• Exercise aim: Copy all lines below exactly as written. Leave pictures out.

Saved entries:
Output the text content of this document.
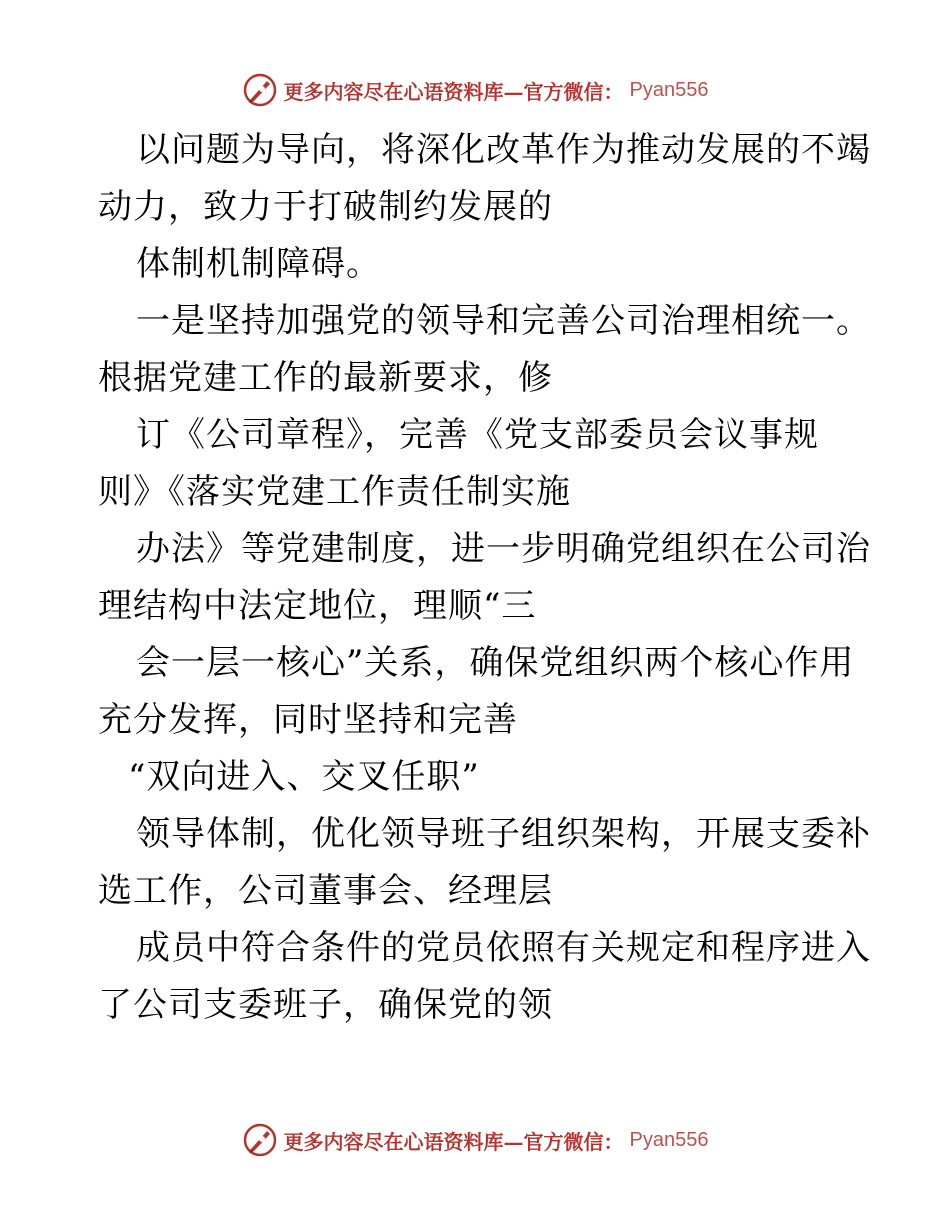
更多内容尽在心语资料库—官方微信： Pyan556
以问题为导向，将深化改革作为推动发展的不竭
动力，致力于打破制约发展的
体制机制障碍。
一是坚持加强党的领导和完善公司治理相统一。
根据党建工作的最新要求，修
订《公司章程》，完善《党支部委员会议事规
则》《落实党建工作责任制实施
办法》等党建制度，进一步明确党组织在公司治
理结构中法定地位，理顺“三
会一层一核心”关系，确保党组织两个核心作用
充分发挥，同时坚持和完善
“双向进入、交叉任职”
领导体制，优化领导班子组织架构，开展支委补
选工作，公司董事会、经理层
成员中符合条件的党员依照有关规定和程序进入
了公司支委班子，确保党的领
更多内容尽在心语资料库—官方微信： Pyan556
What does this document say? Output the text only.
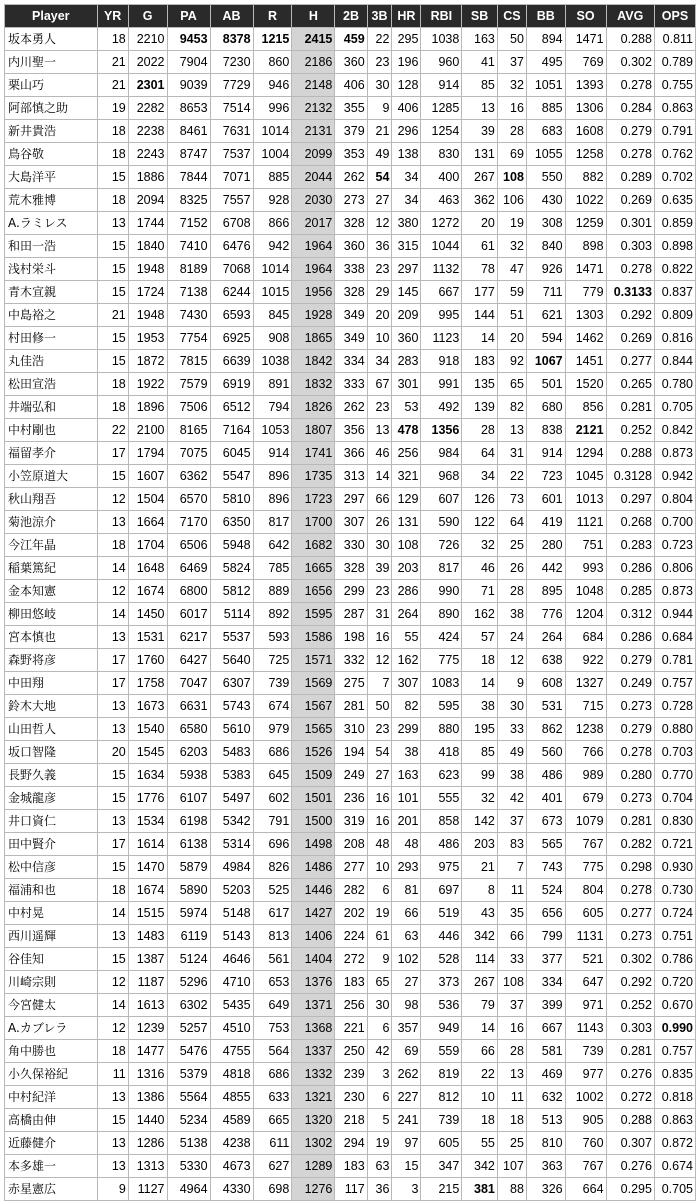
Player	YR	G	PA	AB	R	H	2B	3B	HR	RBI	SB	CS	BB	SO	AVG	OPS
坂本勇人	18	2210	9453	8378	1215	2415	459	22	295	1038	163	50	894	1471	0.288	0.811
内川聖一	21	2022	7904	7230	860	2186	360	23	196	960	41	37	495	769	0.302	0.789
栗山巧	21	2301	9039	7729	946	2148	406	30	128	914	85	32	1051	1393	0.278	0.755
阿部慎之助	19	2282	8653	7514	996	2132	355	9	406	1285	13	16	885	1306	0.284	0.863
新井貴浩	18	2238	8461	7631	1014	2131	379	21	296	1254	39	28	683	1608	0.279	0.791
鳥谷敬	18	2243	8747	7537	1004	2099	353	49	138	830	131	69	1055	1258	0.278	0.762
大島洋平	15	1886	7844	7071	885	2044	262	54	34	400	267	108	550	882	0.289	0.702
荒木雅博	18	2094	8325	7557	928	2030	273	27	34	463	362	106	430	1022	0.269	0.635
A.ラミレス	13	1744	7152	6708	866	2017	328	12	380	1272	20	19	308	1259	0.301	0.859
和田一浩	15	1840	7410	6476	942	1964	360	36	315	1044	61	32	840	898	0.303	0.898
浅村栄斗	15	1948	8189	7068	1014	1964	338	23	297	1132	78	47	926	1471	0.278	0.822
青木宣親	15	1724	7138	6244	1015	1956	328	29	145	667	177	59	711	779	0.3133	0.837
中島裕之	21	1948	7430	6593	845	1928	349	20	209	995	144	51	621	1303	0.292	0.809
村田修一	15	1953	7754	6925	908	1865	349	10	360	1123	14	20	594	1462	0.269	0.816
丸佳浩	15	1872	7815	6639	1038	1842	334	34	283	918	183	92	1067	1451	0.277	0.844
松田宣浩	18	1922	7579	6919	891	1832	333	67	301	991	135	65	501	1520	0.265	0.780
井端弘和	18	1896	7506	6512	794	1826	262	23	53	492	139	82	680	856	0.281	0.705
中村剛也	22	2100	8165	7164	1053	1807	356	13	478	1356	28	13	838	2121	0.252	0.842
福留孝介	17	1794	7075	6045	914	1741	366	46	256	984	64	31	914	1294	0.288	0.873
小笠原道大	15	1607	6362	5547	896	1735	313	14	321	968	34	22	723	1045	0.3128	0.942
秋山翔吾	12	1504	6570	5810	896	1723	297	66	129	607	126	73	601	1013	0.297	0.804
菊池涼介	13	1664	7170	6350	817	1700	307	26	131	590	122	64	419	1121	0.268	0.700
今江年晶	18	1704	6506	5948	642	1682	330	30	108	726	32	25	280	751	0.283	0.723
稲葉篤紀	14	1648	6469	5824	785	1665	328	39	203	817	46	26	442	993	0.286	0.806
金本知憲	12	1674	6800	5812	889	1656	299	23	286	990	71	28	895	1048	0.285	0.873
柳田悠岐	14	1450	6017	5114	892	1595	287	31	264	890	162	38	776	1204	0.312	0.944
宮本慎也	13	1531	6217	5537	593	1586	198	16	55	424	57	24	264	684	0.286	0.684
森野将彦	17	1760	6427	5640	725	1571	332	12	162	775	18	12	638	922	0.279	0.781
中田翔	17	1758	7047	6307	739	1569	275	7	307	1083	14	9	608	1327	0.249	0.757
鈴木大地	13	1673	6631	5743	674	1567	281	50	82	595	38	30	531	715	0.273	0.728
山田哲人	13	1540	6580	5610	979	1565	310	23	299	880	195	33	862	1238	0.279	0.880
坂口智隆	20	1545	6203	5483	686	1526	194	54	38	418	85	49	560	766	0.278	0.703
長野久義	15	1634	5938	5383	645	1509	249	27	163	623	99	38	486	989	0.280	0.770
金城龍彦	15	1776	6107	5497	602	1501	236	16	101	555	32	42	401	679	0.273	0.704
井口資仁	13	1534	6198	5342	791	1500	319	16	201	858	142	37	673	1079	0.281	0.830
田中賢介	17	1614	6138	5314	696	1498	208	48	48	486	203	83	565	767	0.282	0.721
松中信彦	15	1470	5879	4984	826	1486	277	10	293	975	21	7	743	775	0.298	0.930
福浦和也	18	1674	5890	5203	525	1446	282	6	81	697	8	11	524	804	0.278	0.730
中村晃	14	1515	5974	5148	617	1427	202	19	66	519	43	35	656	605	0.277	0.724
西川遥輝	13	1483	6119	5143	813	1406	224	61	63	446	342	66	799	1131	0.273	0.751
谷佳知	15	1387	5124	4646	561	1404	272	9	102	528	114	33	377	521	0.302	0.786
川崎宗則	12	1187	5296	4710	653	1376	183	65	27	373	267	108	334	647	0.292	0.720
今宮健太	14	1613	6302	5435	649	1371	256	30	98	536	79	37	399	971	0.252	0.670
A.カブレラ	12	1239	5257	4510	753	1368	221	6	357	949	14	16	667	1143	0.303	0.990
角中勝也	18	1477	5476	4755	564	1337	250	42	69	559	66	28	581	739	0.281	0.757
小久保裕紀	11	1316	5379	4818	686	1332	239	3	262	819	22	13	469	977	0.276	0.835
中村紀洋	13	1386	5564	4855	633	1321	230	6	227	812	10	11	632	1002	0.272	0.818
高橋由伸	15	1440	5234	4589	665	1320	218	5	241	739	18	18	513	905	0.288	0.863
近藤健介	13	1286	5138	4238	611	1302	294	19	97	605	55	25	810	760	0.307	0.872
本多雄一	13	1313	5330	4673	627	1289	183	63	15	347	342	107	363	767	0.276	0.674
赤星憲広	9	1127	4964	4330	698	1276	117	36	3	215	381	88	326	664	0.295	0.705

• Task answer:
Output the text content of this document.
更多内容尽在心语资料库—官方微信： Pyan556
以问题为导向，将深化改革作为推动发展的不竭
动力，致力于打破制约发展的
体制机制障碍。
一是坚持加强党的领导和完善公司治理相统一。
根据党建工作的最新要求，修
订《公司章程》，完善《党支部委员会议事规
则》《落实党建工作责任制实施
办法》等党建制度，进一步明确党组织在公司治
理结构中法定地位，理顺“三
会一层一核心”关系，确保党组织两个核心作用
充分发挥，同时坚持和完善
“双向进入、交叉任职”
领导体制，优化领导班子组织架构，开展支委补
选工作，公司董事会、经理层
成员中符合条件的党员依照有关规定和程序进入
了公司支委班子，确保党的领
更多内容尽在心语资料库—官方微信： Pyan556
What does this document say? Output the text only.
Player	YR	G	PA	AB	R	H	2B	3B	HR	RBI	SB	CS	BB	SO	AVG	OPS
坂本勇人	18	2210	9453	8378	1215	2415	459	22	295	1038	163	50	894	1471	0.288	0.811
内川聖一	21	2022	7904	7230	860	2186	360	23	196	960	41	37	495	769	0.302	0.789
栗山巧	21	2301	9039	7729	946	2148	406	30	128	914	85	32	1051	1393	0.278	0.755
阿部慎之助	19	2282	8653	7514	996	2132	355	9	406	1285	13	16	885	1306	0.284	0.863
新井貴浩	18	2238	8461	7631	1014	2131	379	21	296	1254	39	28	683	1608	0.279	0.791
鳥谷敬	18	2243	8747	7537	1004	2099	353	49	138	830	131	69	1055	1258	0.278	0.762
大島洋平	15	1886	7844	7071	885	2044	262	54	34	400	267	108	550	882	0.289	0.702
荒木雅博	18	2094	8325	7557	928	2030	273	27	34	463	362	106	430	1022	0.269	0.635
A.ラミレス	13	1744	7152	6708	866	2017	328	12	380	1272	20	19	308	1259	0.301	0.859
和田一浩	15	1840	7410	6476	942	1964	360	36	315	1044	61	32	840	898	0.303	0.898
浅村栄斗	15	1948	8189	7068	1014	1964	338	23	297	1132	78	47	926	1471	0.278	0.822
青木宣親	15	1724	7138	6244	1015	1956	328	29	145	667	177	59	711	779	0.3133	0.837
中島裕之	21	1948	7430	6593	845	1928	349	20	209	995	144	51	621	1303	0.292	0.809
村田修一	15	1953	7754	6925	908	1865	349	10	360	1123	14	20	594	1462	0.269	0.816
丸佳浩	15	1872	7815	6639	1038	1842	334	34	283	918	183	92	1067	1451	0.277	0.844
松田宣浩	18	1922	7579	6919	891	1832	333	67	301	991	135	65	501	1520	0.265	0.780
井端弘和	18	1896	7506	6512	794	1826	262	23	53	492	139	82	680	856	0.281	0.705
中村剛也	22	2100	8165	7164	1053	1807	356	13	478	1356	28	13	838	2121	0.252	0.842
福留孝介	17	1794	7075	6045	914	1741	366	46	256	984	64	31	914	1294	0.288	0.873
小笠原道大	15	1607	6362	5547	896	1735	313	14	321	968	34	22	723	1045	0.3128	0.942
秋山翔吾	12	1504	6570	5810	896	1723	297	66	129	607	126	73	601	1013	0.297	0.804
菊池涼介	13	1664	7170	6350	817	1700	307	26	131	590	122	64	419	1121	0.268	0.700
今江年晶	18	1704	6506	5948	642	1682	330	30	108	726	32	25	280	751	0.283	0.723
稲葉篤紀	14	1648	6469	5824	785	1665	328	39	203	817	46	26	442	993	0.286	0.806
金本知憲	12	1674	6800	5812	889	1656	299	23	286	990	71	28	895	1048	0.285	0.873
柳田悠岐	14	1450	6017	5114	892	1595	287	31	264	890	162	38	776	1204	0.312	0.944
宮本慎也	13	1531	6217	5537	593	1586	198	16	55	424	57	24	264	684	0.286	0.684
森野将彦	17	1760	6427	5640	725	1571	332	12	162	775	18	12	638	922	0.279	0.781
中田翔	17	1758	7047	6307	739	1569	275	7	307	1083	14	9	608	1327	0.249	0.757
鈴木大地	13	1673	6631	5743	674	1567	281	50	82	595	38	30	531	715	0.273	0.728
山田哲人	13	1540	6580	5610	979	1565	310	23	299	880	195	33	862	1238	0.279	0.880
坂口智隆	20	1545	6203	5483	686	1526	194	54	38	418	85	49	560	766	0.278	0.703
長野久義	15	1634	5938	5383	645	1509	249	27	163	623	99	38	486	989	0.280	0.770
金城龍彦	15	1776	6107	5497	602	1501	236	16	101	555	32	42	401	679	0.273	0.704
井口資仁	13	1534	6198	5342	791	1500	319	16	201	858	142	37	673	1079	0.281	0.830
田中賢介	17	1614	6138	5314	696	1498	208	48	48	486	203	83	565	767	0.282	0.721
松中信彦	15	1470	5879	4984	826	1486	277	10	293	975	21	7	743	775	0.298	0.930
福浦和也	18	1674	5890	5203	525	1446	282	6	81	697	8	11	524	804	0.278	0.730
中村晃	14	1515	5974	5148	617	1427	202	19	66	519	43	35	656	605	0.277	0.724
西川遥輝	13	1483	6119	5143	813	1406	224	61	63	446	342	66	799	1131	0.273	0.751
谷佳知	15	1387	5124	4646	561	1404	272	9	102	528	114	33	377	521	0.302	0.786
川崎宗則	12	1187	5296	4710	653	1376	183	65	27	373	267	108	334	647	0.292	0.720
今宮健太	14	1613	6302	5435	649	1371	256	30	98	536	79	37	399	971	0.252	0.670
A.カブレラ	12	1239	5257	4510	753	1368	221	6	357	949	14	16	667	1143	0.303	0.990
角中勝也	18	1477	5476	4755	564	1337	250	42	69	559	66	28	581	739	0.281	0.757
小久保裕紀	11	1316	5379	4818	686	1332	239	3	262	819	22	13	469	977	0.276	0.835
中村紀洋	13	1386	5564	4855	633	1321	230	6	227	812	10	11	632	1002	0.272	0.818
高橋由伸	15	1440	5234	4589	665	1320	218	5	241	739	18	18	513	905	0.288	0.863
近藤健介	13	1286	5138	4238	611	1302	294	19	97	605	55	25	810	760	0.307	0.872
本多雄一	13	1313	5330	4673	627	1289	183	63	15	347	342	107	363	767	0.276	0.674
赤星憲広	9	1127	4964	4330	698	1276	117	36	3	215	381	88	326	664	0.295	0.705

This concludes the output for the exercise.